■ What is needed
Find the string "fully" and gather every line that holds it.

##### Record list

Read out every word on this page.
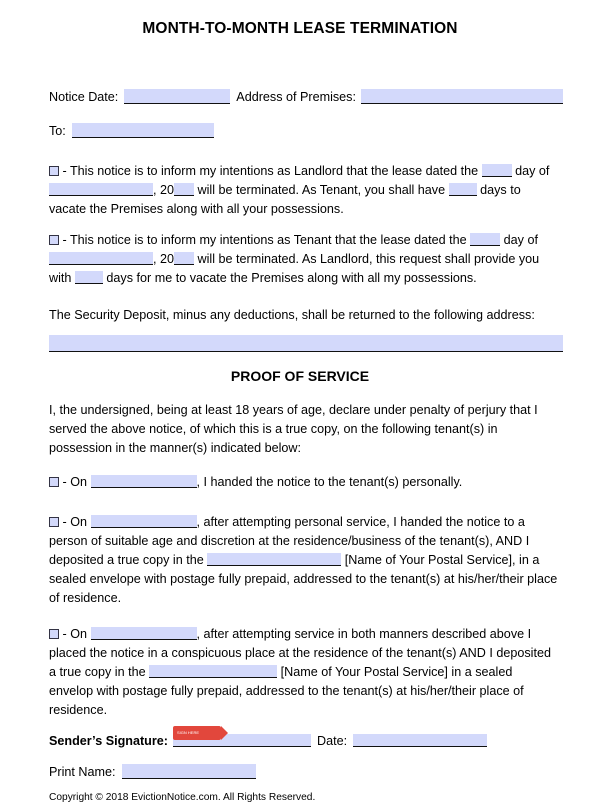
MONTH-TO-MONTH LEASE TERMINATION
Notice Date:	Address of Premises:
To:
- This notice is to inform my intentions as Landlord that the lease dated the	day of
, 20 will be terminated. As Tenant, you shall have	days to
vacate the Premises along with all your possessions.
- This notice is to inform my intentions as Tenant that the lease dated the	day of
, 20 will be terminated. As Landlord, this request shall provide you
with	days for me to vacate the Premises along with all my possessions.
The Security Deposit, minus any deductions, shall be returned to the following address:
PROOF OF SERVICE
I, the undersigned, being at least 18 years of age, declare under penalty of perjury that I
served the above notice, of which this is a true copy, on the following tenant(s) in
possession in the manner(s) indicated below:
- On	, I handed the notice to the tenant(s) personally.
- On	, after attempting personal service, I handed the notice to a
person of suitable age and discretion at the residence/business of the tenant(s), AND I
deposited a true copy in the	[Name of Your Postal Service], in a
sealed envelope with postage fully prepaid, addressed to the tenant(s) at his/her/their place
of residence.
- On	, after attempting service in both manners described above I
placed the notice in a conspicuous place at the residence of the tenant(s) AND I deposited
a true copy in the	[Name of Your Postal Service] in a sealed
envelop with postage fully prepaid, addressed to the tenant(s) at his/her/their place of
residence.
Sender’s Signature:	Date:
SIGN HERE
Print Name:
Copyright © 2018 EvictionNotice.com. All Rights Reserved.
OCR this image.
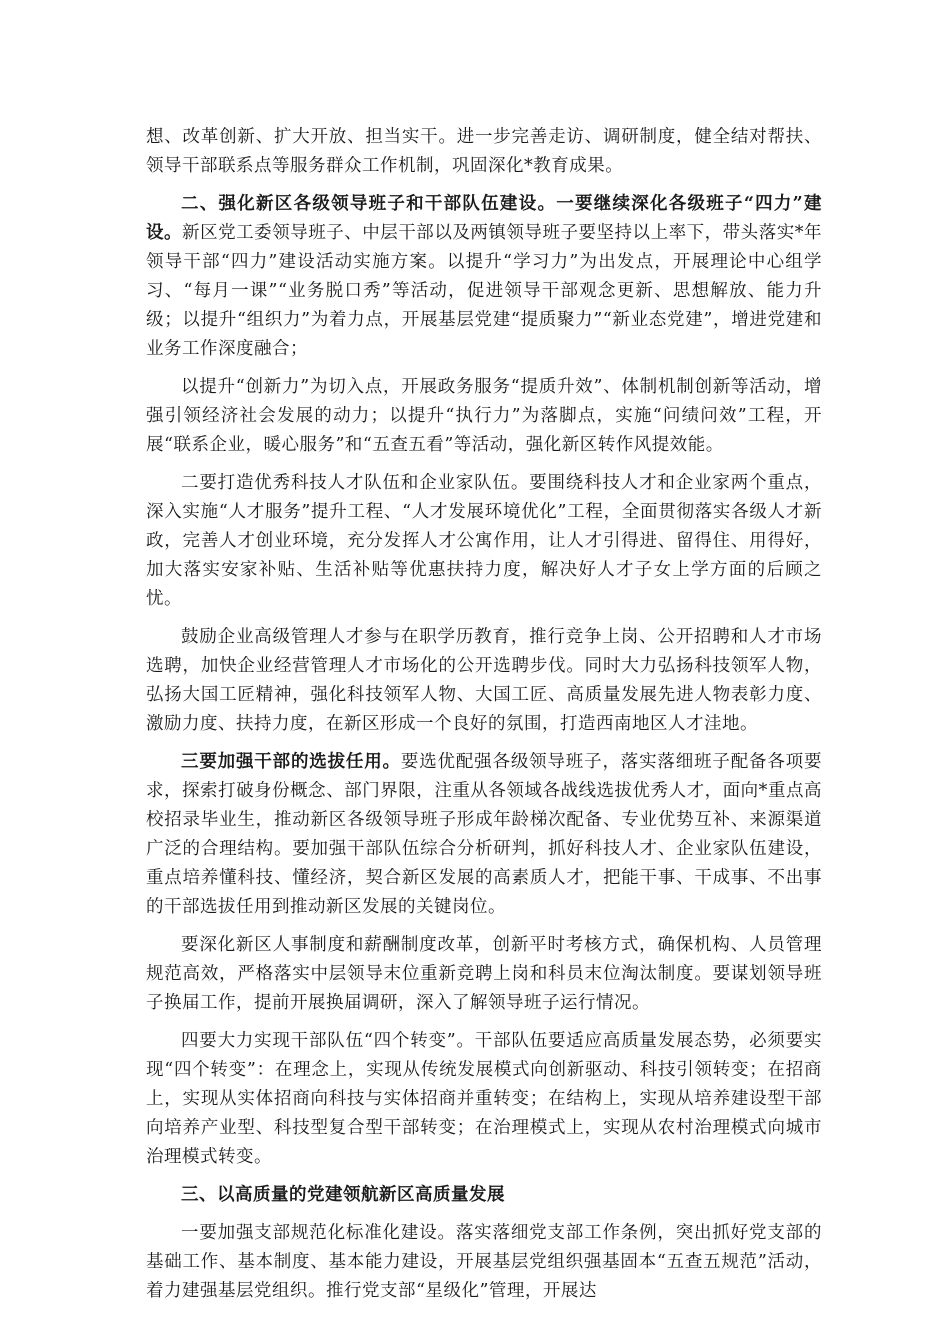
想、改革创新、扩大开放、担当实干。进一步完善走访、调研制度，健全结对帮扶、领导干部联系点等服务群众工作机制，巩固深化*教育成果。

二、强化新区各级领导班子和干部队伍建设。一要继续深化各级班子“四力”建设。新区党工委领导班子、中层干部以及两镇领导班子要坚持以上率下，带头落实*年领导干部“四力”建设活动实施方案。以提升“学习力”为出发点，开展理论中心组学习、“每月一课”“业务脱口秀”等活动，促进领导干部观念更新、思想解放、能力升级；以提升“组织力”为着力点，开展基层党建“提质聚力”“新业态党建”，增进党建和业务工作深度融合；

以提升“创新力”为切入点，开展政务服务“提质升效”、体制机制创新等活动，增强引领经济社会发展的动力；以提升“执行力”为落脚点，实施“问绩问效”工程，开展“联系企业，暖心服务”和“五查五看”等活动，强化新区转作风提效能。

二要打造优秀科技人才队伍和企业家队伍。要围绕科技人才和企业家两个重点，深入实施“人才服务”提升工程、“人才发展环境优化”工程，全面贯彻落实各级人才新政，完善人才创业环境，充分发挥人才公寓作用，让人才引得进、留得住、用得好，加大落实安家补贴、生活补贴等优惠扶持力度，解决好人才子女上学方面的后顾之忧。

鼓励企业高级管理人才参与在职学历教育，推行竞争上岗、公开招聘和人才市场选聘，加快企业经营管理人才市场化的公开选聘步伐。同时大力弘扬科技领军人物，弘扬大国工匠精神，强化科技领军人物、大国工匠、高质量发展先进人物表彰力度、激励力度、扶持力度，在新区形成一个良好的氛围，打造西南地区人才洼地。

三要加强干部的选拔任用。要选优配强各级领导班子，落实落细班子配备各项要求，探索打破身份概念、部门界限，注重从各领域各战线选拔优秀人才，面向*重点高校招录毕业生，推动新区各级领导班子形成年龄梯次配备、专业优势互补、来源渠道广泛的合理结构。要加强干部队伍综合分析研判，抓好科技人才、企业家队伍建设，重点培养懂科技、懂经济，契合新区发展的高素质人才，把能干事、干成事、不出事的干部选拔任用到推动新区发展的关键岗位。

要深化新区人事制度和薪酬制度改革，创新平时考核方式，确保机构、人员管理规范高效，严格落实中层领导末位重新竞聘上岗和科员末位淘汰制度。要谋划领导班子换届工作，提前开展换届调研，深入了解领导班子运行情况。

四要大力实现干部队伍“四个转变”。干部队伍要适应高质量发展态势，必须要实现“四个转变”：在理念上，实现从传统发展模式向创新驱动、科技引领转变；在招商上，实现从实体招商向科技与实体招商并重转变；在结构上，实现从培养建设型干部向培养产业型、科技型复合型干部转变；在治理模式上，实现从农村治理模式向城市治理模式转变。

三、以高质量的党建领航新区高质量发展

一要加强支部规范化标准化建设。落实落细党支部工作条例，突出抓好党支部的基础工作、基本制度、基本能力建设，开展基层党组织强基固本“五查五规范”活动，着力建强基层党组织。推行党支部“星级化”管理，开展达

##########

■ Task response
sealed envelope with postage fully prepaid, addressed to the tenant(s) at his/her/their place
envelop with postage fully prepaid, addressed to the tenant(s) at his/her/their place of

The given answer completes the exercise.